Bounding box prediction data:
....................

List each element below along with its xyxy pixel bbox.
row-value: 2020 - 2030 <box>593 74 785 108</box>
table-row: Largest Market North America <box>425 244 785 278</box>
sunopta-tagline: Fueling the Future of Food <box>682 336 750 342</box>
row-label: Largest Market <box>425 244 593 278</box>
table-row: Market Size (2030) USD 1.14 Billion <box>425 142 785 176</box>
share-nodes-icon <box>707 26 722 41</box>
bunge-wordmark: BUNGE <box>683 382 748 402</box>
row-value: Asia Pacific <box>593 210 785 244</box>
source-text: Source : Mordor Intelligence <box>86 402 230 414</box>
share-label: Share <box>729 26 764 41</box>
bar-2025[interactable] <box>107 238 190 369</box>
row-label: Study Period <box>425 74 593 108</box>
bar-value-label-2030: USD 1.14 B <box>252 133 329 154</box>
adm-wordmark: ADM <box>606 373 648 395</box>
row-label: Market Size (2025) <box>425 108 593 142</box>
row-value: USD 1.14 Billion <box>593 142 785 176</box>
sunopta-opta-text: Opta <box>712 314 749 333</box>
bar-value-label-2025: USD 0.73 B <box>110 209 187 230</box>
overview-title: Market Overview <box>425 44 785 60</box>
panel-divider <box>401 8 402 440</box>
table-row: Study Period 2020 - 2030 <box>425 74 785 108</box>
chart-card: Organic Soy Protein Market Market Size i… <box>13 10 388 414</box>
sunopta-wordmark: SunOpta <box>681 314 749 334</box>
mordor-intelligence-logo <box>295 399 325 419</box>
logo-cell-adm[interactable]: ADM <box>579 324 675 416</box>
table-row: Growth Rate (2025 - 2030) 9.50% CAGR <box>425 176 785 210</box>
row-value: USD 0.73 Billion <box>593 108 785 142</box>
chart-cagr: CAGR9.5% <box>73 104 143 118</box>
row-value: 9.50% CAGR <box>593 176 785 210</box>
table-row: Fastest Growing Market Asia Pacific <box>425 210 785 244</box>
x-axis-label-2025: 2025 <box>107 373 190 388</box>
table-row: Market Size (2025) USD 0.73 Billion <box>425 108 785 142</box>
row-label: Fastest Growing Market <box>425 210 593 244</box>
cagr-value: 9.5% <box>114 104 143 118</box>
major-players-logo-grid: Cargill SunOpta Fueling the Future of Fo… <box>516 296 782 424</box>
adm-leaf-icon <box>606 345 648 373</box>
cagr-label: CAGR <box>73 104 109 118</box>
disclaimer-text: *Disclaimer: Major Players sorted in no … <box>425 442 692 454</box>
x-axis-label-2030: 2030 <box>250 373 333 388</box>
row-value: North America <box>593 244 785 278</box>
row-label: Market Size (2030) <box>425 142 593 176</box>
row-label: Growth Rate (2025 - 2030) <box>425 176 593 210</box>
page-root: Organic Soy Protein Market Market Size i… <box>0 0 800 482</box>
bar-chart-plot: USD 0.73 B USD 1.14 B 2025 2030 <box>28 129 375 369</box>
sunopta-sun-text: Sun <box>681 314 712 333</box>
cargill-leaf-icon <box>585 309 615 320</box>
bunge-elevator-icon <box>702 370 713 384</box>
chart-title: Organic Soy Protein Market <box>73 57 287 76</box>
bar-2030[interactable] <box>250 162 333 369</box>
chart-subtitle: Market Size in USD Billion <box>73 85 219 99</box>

....................

→ Task instructions
Retrieve all lines from the data that contain the string "America".

→ Final answer
table-row: Largest Market North America <box>425 244 785 278</box>
row-value: North America <box>593 244 785 278</box>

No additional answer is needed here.